**Dataset records on visual material**

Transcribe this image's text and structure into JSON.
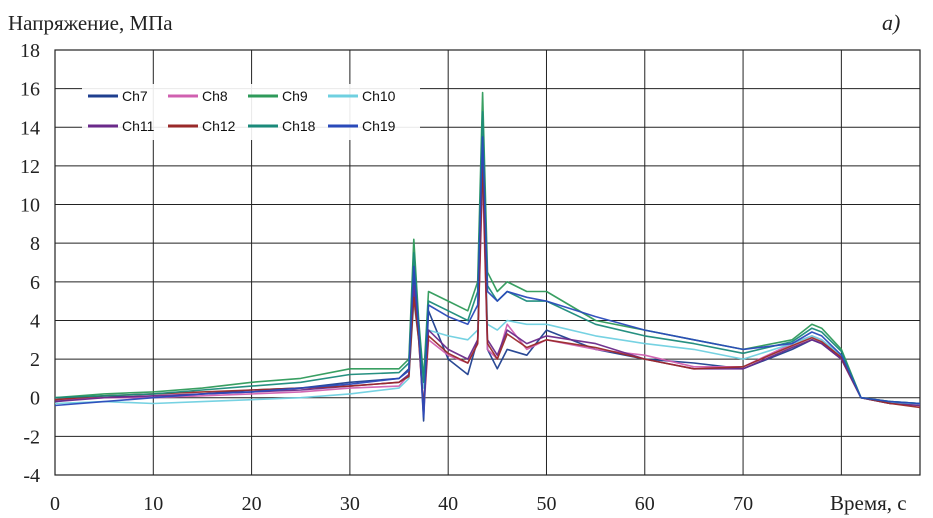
{
  "chart_data": {
    "type": "line",
    "ylabel": "Напряжение, МПа",
    "xlabel": "Время, с",
    "panel_label": "a)",
    "xlim": [
      0,
      88
    ],
    "ylim": [
      -4,
      18
    ],
    "x_ticks": [
      "0",
      "10",
      "20",
      "30",
      "40",
      "50",
      "60",
      "70"
    ],
    "y_ticks": [
      "18",
      "16",
      "14",
      "12",
      "10",
      "8",
      "6",
      "4",
      "2",
      "0",
      "-2",
      "-4"
    ],
    "grid": true,
    "legend_position": "top-left",
    "series": [
      {
        "name": "Ch7",
        "color": "#1f3f8f",
        "x": [
          0,
          5,
          10,
          15,
          20,
          25,
          30,
          35,
          36,
          36.5,
          37,
          37.5,
          38,
          40,
          42,
          43,
          43.5,
          44,
          45,
          46,
          48,
          50,
          55,
          60,
          65,
          70,
          75,
          77,
          78,
          80,
          82,
          85,
          88
        ],
        "y": [
          -0.2,
          0.1,
          0,
          0.2,
          0.4,
          0.5,
          0.8,
          1.0,
          1.5,
          6.5,
          3.5,
          -1.2,
          4.5,
          2.0,
          1.2,
          3.0,
          12.8,
          2.5,
          1.5,
          2.5,
          2.2,
          3.5,
          2.5,
          2.0,
          1.8,
          1.5,
          2.5,
          3.0,
          2.8,
          2.0,
          0,
          -0.3,
          -0.3
        ]
      },
      {
        "name": "Ch8",
        "color": "#d060b0",
        "x": [
          0,
          5,
          10,
          15,
          20,
          25,
          30,
          35,
          36,
          36.5,
          37,
          37.5,
          38,
          40,
          42,
          43,
          43.5,
          44,
          45,
          46,
          48,
          50,
          55,
          60,
          65,
          70,
          75,
          77,
          78,
          80,
          82,
          85,
          88
        ],
        "y": [
          -0.1,
          0,
          0,
          0.1,
          0.2,
          0.3,
          0.5,
          0.6,
          1.2,
          5.5,
          3.0,
          -0.8,
          3.0,
          2.2,
          1.8,
          2.8,
          11.5,
          2.5,
          2.0,
          3.8,
          2.5,
          3.0,
          2.5,
          2.2,
          1.6,
          1.6,
          2.8,
          3.2,
          3.0,
          2.0,
          0,
          -0.3,
          -0.4
        ]
      },
      {
        "name": "Ch9",
        "color": "#2e9a5a",
        "x": [
          0,
          5,
          10,
          15,
          20,
          25,
          30,
          35,
          36,
          36.5,
          37,
          37.5,
          38,
          40,
          42,
          43,
          43.5,
          44,
          45,
          46,
          48,
          50,
          55,
          60,
          65,
          70,
          75,
          77,
          78,
          80,
          82,
          85,
          88
        ],
        "y": [
          0,
          0.2,
          0.3,
          0.5,
          0.8,
          1.0,
          1.5,
          1.5,
          2.0,
          8.2,
          4.0,
          1.0,
          5.5,
          5.0,
          4.5,
          6.0,
          15.8,
          6.5,
          5.5,
          6.0,
          5.5,
          5.5,
          4.0,
          3.5,
          3.0,
          2.5,
          3.0,
          3.8,
          3.6,
          2.5,
          0,
          -0.2,
          -0.3
        ]
      },
      {
        "name": "Ch10",
        "color": "#6fd0e0",
        "x": [
          0,
          5,
          10,
          15,
          20,
          25,
          30,
          35,
          36,
          36.5,
          37,
          37.5,
          38,
          40,
          42,
          43,
          43.5,
          44,
          45,
          46,
          48,
          50,
          55,
          60,
          65,
          70,
          75,
          77,
          78,
          80,
          82,
          85,
          88
        ],
        "y": [
          -0.3,
          -0.2,
          -0.3,
          -0.2,
          -0.1,
          0,
          0.2,
          0.5,
          1.0,
          5.0,
          3.0,
          0.5,
          3.5,
          3.2,
          3.0,
          3.5,
          12.0,
          3.8,
          3.5,
          4.0,
          3.8,
          3.8,
          3.2,
          2.8,
          2.5,
          2.0,
          2.8,
          3.2,
          3.0,
          2.2,
          0,
          -0.3,
          -0.3
        ]
      },
      {
        "name": "Ch11",
        "color": "#6a2a8a",
        "x": [
          0,
          5,
          10,
          15,
          20,
          25,
          30,
          35,
          36,
          36.5,
          37,
          37.5,
          38,
          40,
          42,
          43,
          43.5,
          44,
          45,
          46,
          48,
          50,
          55,
          60,
          65,
          70,
          75,
          77,
          78,
          80,
          82,
          85,
          88
        ],
        "y": [
          -0.2,
          0,
          0.1,
          0.2,
          0.3,
          0.4,
          0.6,
          0.8,
          1.2,
          5.8,
          3.2,
          -0.5,
          3.5,
          2.5,
          2.0,
          3.0,
          12.5,
          3.0,
          2.2,
          3.5,
          2.8,
          3.2,
          2.8,
          2.0,
          1.5,
          1.5,
          2.6,
          3.0,
          2.8,
          2.0,
          0,
          -0.3,
          -0.4
        ]
      },
      {
        "name": "Ch12",
        "color": "#9a2a2a",
        "x": [
          0,
          5,
          10,
          15,
          20,
          25,
          30,
          35,
          36,
          36.5,
          37,
          37.5,
          38,
          40,
          42,
          43,
          43.5,
          44,
          45,
          46,
          48,
          50,
          55,
          60,
          65,
          70,
          75,
          77,
          78,
          80,
          82,
          85,
          88
        ],
        "y": [
          -0.1,
          0.1,
          0.2,
          0.3,
          0.4,
          0.5,
          0.6,
          0.8,
          1.1,
          5.2,
          3.0,
          -0.6,
          3.2,
          2.3,
          1.8,
          2.8,
          12.2,
          2.8,
          2.0,
          3.3,
          2.6,
          3.0,
          2.6,
          2.0,
          1.5,
          1.6,
          2.7,
          3.1,
          2.9,
          2.1,
          0,
          -0.3,
          -0.5
        ]
      },
      {
        "name": "Ch18",
        "color": "#1a8a7a",
        "x": [
          0,
          5,
          10,
          15,
          20,
          25,
          30,
          35,
          36,
          36.5,
          37,
          37.5,
          38,
          40,
          42,
          43,
          43.5,
          44,
          45,
          46,
          48,
          50,
          55,
          60,
          65,
          70,
          75,
          77,
          78,
          80,
          82,
          85,
          88
        ],
        "y": [
          0,
          0.1,
          0.2,
          0.4,
          0.6,
          0.8,
          1.2,
          1.3,
          1.8,
          7.5,
          3.8,
          0.8,
          5.0,
          4.5,
          4.0,
          5.5,
          14.8,
          5.8,
          5.0,
          5.5,
          5.0,
          5.0,
          3.8,
          3.2,
          2.8,
          2.3,
          2.9,
          3.6,
          3.4,
          2.4,
          0,
          -0.2,
          -0.3
        ]
      },
      {
        "name": "Ch19",
        "color": "#2a4aba",
        "x": [
          0,
          5,
          10,
          15,
          20,
          25,
          30,
          35,
          36,
          36.5,
          37,
          37.5,
          38,
          40,
          42,
          43,
          43.5,
          44,
          45,
          46,
          48,
          50,
          55,
          60,
          65,
          70,
          75,
          77,
          78,
          80,
          82,
          85,
          88
        ],
        "y": [
          -0.4,
          -0.2,
          0,
          0.2,
          0.3,
          0.5,
          0.7,
          1.0,
          1.4,
          6.8,
          3.5,
          -1.0,
          4.8,
          4.2,
          3.8,
          4.8,
          13.5,
          5.5,
          5.0,
          5.5,
          5.2,
          5.0,
          4.2,
          3.5,
          3.0,
          2.5,
          2.8,
          3.4,
          3.2,
          2.2,
          0,
          -0.2,
          -0.3
        ]
      }
    ]
  }
}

**Given instruction**
Determine how many lines of the listing hold the word "name" and reply with that figure alone.

**Result of this exercise**
8